YOUR INSTRUCTIONS: Check every line of the material below for "costs". Give the number of lines that have it, and only that.

Data extracted from a collection
-.-.-
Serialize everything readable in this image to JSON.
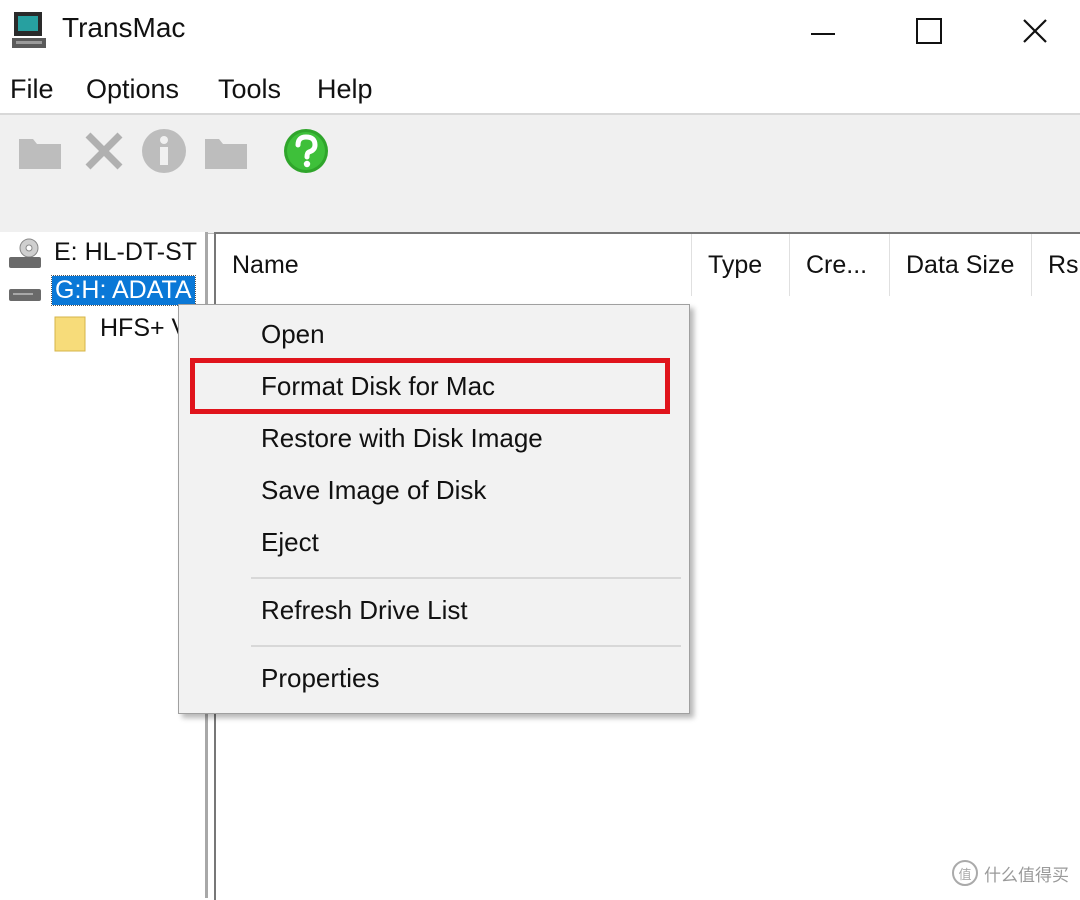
{
  "window": {
    "title": "TransMac",
    "minimize_icon": "minimize-icon",
    "maximize_icon": "maximize-icon",
    "close_icon": "close-icon"
  },
  "menu": {
    "items": [
      {
        "label": "File"
      },
      {
        "label": "Options"
      },
      {
        "label": "Tools"
      },
      {
        "label": "Help"
      }
    ]
  },
  "toolbar": {
    "icons": [
      "open-folder-icon",
      "delete-icon",
      "info-icon",
      "new-folder-icon",
      "help-icon"
    ],
    "help_color": "#2fa52b"
  },
  "tree": {
    "items": [
      {
        "label": "E: HL-DT-ST",
        "icon": "optical-drive-icon"
      },
      {
        "label": "G:H: ADATA",
        "icon": "hard-drive-icon",
        "selected": true
      },
      {
        "label": "HFS+ V",
        "icon": "folder-icon"
      }
    ]
  },
  "list": {
    "columns": [
      {
        "label": "Name"
      },
      {
        "label": "Type"
      },
      {
        "label": "Cre..."
      },
      {
        "label": "Data Size"
      },
      {
        "label": "Rsr"
      }
    ]
  },
  "context_menu": {
    "items": [
      {
        "label": "Open"
      },
      {
        "label": "Format Disk for Mac",
        "highlighted": true
      },
      {
        "label": "Restore with Disk Image"
      },
      {
        "label": "Save Image of Disk"
      },
      {
        "label": "Eject"
      },
      {
        "label": "Refresh Drive List"
      },
      {
        "label": "Properties"
      }
    ],
    "highlight_color": "#e0141c"
  },
  "watermark": {
    "symbol": "值",
    "text": "什么值得买"
  }
}
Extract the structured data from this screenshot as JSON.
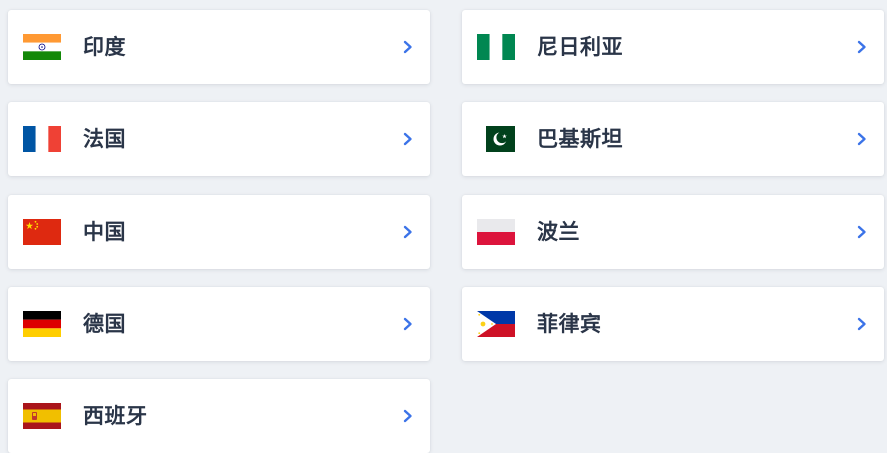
{
  "countries": [
    {
      "name": "印度",
      "flag": "india-flag-icon"
    },
    {
      "name": "尼日利亚",
      "flag": "nigeria-flag-icon"
    },
    {
      "name": "法国",
      "flag": "france-flag-icon"
    },
    {
      "name": "巴基斯坦",
      "flag": "pakistan-flag-icon"
    },
    {
      "name": "中国",
      "flag": "china-flag-icon"
    },
    {
      "name": "波兰",
      "flag": "poland-flag-icon"
    },
    {
      "name": "德国",
      "flag": "germany-flag-icon"
    },
    {
      "name": "菲律宾",
      "flag": "philippines-flag-icon"
    },
    {
      "name": "西班牙",
      "flag": "spain-flag-icon"
    }
  ],
  "icons": {
    "chevron": "chevron-right-icon"
  },
  "colors": {
    "page_background": "#eef1f5",
    "card_background": "#ffffff",
    "label_text": "#2a3548",
    "chevron": "#3b73e8"
  }
}
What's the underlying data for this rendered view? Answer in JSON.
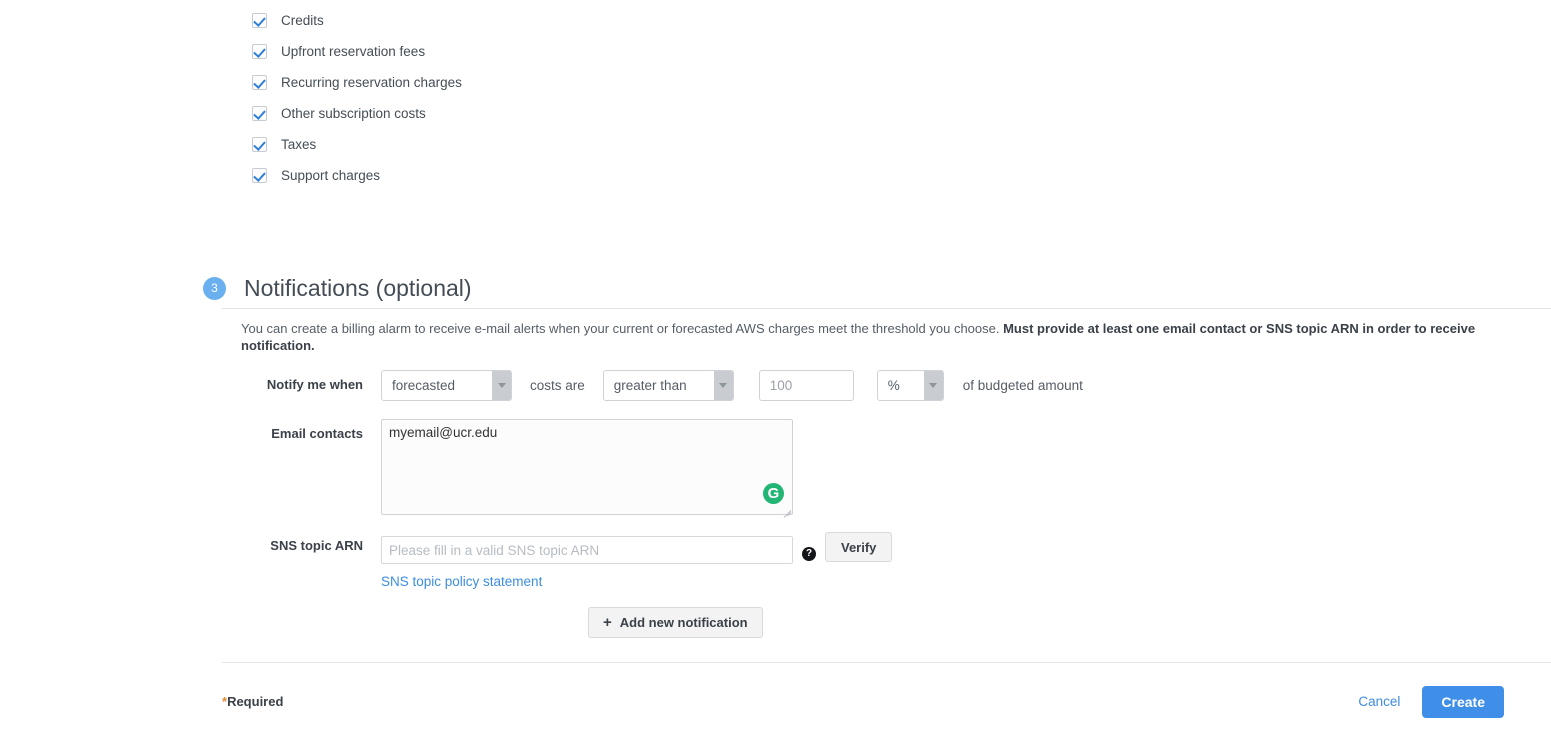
{
  "cost_types": {
    "items": [
      {
        "label": "Credits",
        "checked": true
      },
      {
        "label": "Upfront reservation fees",
        "checked": true
      },
      {
        "label": "Recurring reservation charges",
        "checked": true
      },
      {
        "label": "Other subscription costs",
        "checked": true
      },
      {
        "label": "Taxes",
        "checked": true
      },
      {
        "label": "Support charges",
        "checked": true
      }
    ]
  },
  "notifications": {
    "step_number": "3",
    "title": "Notifications (optional)",
    "description_plain": "You can create a billing alarm to receive e-mail alerts when your current or forecasted AWS charges meet the threshold you choose. ",
    "description_bold": "Must provide at least one email contact or SNS topic ARN in order to receive notification.",
    "notify_row": {
      "label": "Notify me when",
      "trigger_type_value": "forecasted",
      "middle_text": "costs are",
      "comparator_value": "greater than",
      "threshold_value": "100",
      "unit_value": "%",
      "trailing_text": "of budgeted amount"
    },
    "email_contacts": {
      "label": "Email contacts",
      "value": "myemail@ucr.edu",
      "grammarly_badge": "G"
    },
    "sns": {
      "label": "SNS topic ARN",
      "placeholder": "Please fill in a valid SNS topic ARN",
      "value": "",
      "help_glyph": "?",
      "verify_label": "Verify",
      "policy_link_label": "SNS topic policy statement"
    },
    "add_notification": {
      "plus_glyph": "+",
      "label": "Add new notification"
    }
  },
  "footer": {
    "required_star": "*",
    "required_label": "Required",
    "cancel_label": "Cancel",
    "create_label": "Create"
  },
  "colors": {
    "accent_blue": "#3f8ee8",
    "badge_blue": "#6ab0ef",
    "link_blue": "#3b8ede",
    "checkbox_check": "#2f7ed8",
    "grammarly_green": "#22b573",
    "required_orange": "#e08a3c"
  }
}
-.-.-
CORRECT ANSWER: 2